#### INSTRUCTIONS TO FOLLOW
Reproduce the records below word for word, from their first line through the line containing "20, 554, 336]", including both of those lines.

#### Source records
########################################
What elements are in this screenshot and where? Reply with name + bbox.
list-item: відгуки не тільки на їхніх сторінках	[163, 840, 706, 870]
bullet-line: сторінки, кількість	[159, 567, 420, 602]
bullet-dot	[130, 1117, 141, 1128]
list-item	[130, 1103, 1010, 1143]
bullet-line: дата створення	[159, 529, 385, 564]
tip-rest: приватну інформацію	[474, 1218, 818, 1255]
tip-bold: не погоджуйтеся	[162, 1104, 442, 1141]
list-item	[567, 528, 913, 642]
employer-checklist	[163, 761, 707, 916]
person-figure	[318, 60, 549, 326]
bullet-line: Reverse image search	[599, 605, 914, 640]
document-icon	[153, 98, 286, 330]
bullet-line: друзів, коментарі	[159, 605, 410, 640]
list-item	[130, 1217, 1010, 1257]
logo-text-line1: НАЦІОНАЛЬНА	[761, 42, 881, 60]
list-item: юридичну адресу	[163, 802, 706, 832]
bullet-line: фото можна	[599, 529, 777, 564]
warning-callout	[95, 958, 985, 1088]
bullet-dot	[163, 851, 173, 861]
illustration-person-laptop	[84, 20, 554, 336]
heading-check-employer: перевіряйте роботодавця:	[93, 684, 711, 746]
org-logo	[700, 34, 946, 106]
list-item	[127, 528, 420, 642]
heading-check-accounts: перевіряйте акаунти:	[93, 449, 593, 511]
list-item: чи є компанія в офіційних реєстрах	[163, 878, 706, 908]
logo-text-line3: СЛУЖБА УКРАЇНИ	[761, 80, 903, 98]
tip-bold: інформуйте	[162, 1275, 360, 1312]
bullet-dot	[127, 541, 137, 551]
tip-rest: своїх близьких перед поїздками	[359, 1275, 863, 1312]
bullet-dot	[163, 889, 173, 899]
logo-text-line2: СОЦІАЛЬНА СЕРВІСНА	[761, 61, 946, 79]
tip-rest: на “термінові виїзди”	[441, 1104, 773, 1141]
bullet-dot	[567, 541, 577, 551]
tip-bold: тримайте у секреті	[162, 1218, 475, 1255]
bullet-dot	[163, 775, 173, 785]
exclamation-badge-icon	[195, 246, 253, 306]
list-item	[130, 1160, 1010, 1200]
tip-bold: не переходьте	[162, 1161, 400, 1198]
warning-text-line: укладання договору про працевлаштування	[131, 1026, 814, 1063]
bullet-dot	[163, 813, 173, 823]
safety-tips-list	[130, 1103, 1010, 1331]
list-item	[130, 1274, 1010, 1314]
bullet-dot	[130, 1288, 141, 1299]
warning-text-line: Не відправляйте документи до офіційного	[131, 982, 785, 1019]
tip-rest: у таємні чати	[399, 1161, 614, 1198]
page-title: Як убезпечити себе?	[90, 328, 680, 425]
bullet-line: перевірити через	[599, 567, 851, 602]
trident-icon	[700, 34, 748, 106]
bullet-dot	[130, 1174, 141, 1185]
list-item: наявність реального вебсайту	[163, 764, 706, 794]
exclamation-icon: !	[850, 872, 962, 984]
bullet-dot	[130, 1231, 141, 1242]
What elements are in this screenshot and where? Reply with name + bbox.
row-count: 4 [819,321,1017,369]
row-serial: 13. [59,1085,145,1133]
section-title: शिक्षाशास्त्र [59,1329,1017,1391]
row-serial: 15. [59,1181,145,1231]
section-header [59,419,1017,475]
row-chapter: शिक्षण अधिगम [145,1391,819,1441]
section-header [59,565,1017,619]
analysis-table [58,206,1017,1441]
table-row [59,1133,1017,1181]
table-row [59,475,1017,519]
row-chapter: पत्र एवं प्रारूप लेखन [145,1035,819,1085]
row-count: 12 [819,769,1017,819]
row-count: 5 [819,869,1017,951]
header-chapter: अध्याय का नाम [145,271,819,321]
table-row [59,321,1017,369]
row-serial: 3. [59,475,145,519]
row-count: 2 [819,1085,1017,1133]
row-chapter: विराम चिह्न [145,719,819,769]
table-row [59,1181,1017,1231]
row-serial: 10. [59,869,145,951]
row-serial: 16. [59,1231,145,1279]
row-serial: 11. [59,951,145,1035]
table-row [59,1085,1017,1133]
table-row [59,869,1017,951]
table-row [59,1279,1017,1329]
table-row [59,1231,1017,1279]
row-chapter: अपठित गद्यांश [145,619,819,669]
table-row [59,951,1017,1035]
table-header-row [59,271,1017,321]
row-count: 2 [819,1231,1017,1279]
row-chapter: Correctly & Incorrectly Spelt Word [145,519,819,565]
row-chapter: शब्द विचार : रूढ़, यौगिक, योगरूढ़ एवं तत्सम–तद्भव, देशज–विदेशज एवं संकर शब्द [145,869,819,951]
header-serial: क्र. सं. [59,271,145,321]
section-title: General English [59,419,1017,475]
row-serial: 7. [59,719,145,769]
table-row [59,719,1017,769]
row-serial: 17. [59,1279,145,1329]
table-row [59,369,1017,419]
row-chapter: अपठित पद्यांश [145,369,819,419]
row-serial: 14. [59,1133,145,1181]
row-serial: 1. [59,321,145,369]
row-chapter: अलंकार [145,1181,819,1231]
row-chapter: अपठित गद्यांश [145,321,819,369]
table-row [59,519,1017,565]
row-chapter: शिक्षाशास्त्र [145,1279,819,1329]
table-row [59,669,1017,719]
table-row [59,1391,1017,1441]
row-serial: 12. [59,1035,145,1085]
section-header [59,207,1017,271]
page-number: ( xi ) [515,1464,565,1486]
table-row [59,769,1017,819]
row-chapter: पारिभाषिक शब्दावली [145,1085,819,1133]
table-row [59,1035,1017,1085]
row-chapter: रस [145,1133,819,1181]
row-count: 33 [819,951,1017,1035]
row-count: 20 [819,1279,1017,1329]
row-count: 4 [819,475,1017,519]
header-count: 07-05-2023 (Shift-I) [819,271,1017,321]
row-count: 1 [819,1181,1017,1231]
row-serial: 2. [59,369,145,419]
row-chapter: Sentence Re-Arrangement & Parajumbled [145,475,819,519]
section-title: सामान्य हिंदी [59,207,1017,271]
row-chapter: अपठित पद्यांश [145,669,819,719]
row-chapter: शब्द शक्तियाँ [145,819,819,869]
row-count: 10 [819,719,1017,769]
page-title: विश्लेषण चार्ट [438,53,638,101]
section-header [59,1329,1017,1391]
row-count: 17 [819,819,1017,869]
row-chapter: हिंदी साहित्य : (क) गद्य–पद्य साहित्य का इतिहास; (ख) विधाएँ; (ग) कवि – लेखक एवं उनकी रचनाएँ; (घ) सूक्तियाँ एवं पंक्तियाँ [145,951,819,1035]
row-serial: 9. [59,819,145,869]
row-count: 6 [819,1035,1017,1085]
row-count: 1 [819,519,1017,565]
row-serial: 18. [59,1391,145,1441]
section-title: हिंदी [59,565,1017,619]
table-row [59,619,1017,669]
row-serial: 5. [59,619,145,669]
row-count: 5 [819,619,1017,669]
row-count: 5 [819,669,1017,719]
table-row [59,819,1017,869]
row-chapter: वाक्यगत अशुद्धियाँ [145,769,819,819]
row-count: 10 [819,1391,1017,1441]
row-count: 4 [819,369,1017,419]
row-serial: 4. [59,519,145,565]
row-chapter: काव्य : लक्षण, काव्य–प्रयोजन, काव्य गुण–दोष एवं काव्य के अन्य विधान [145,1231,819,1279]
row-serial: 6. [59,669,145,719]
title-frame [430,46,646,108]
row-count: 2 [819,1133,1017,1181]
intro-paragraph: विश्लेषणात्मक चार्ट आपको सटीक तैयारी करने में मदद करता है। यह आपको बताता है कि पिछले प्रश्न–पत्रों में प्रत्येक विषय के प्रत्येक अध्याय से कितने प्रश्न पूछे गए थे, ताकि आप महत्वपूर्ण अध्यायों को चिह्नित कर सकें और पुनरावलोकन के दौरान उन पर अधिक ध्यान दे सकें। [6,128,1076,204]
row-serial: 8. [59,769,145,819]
########################################
#### ANSWER TO THIS TASK
What elements are in this screenshot and where? Reply with name + bbox.
list-item: відгуки не тільки на їхніх сторінках	[163, 840, 706, 870]
bullet-line: сторінки, кількість	[159, 567, 420, 602]
bullet-dot	[130, 1117, 141, 1128]
list-item	[130, 1103, 1010, 1143]
bullet-line: дата створення	[159, 529, 385, 564]
tip-rest: приватну інформацію	[474, 1218, 818, 1255]
tip-bold: не погоджуйтеся	[162, 1104, 442, 1141]
list-item	[567, 528, 913, 642]
employer-checklist	[163, 761, 707, 916]
person-figure	[318, 60, 549, 326]
bullet-line: Reverse image search	[599, 605, 914, 640]
document-icon	[153, 98, 286, 330]
bullet-line: друзів, коментарі	[159, 605, 410, 640]
list-item	[130, 1217, 1010, 1257]
logo-text-line1: НАЦІОНАЛЬНА	[761, 42, 881, 60]
list-item: юридичну адресу	[163, 802, 706, 832]
bullet-line: фото можна	[599, 529, 777, 564]
warning-callout	[95, 958, 985, 1088]
bullet-dot	[163, 851, 173, 861]
illustration-person-laptop	[84, 20, 554, 336]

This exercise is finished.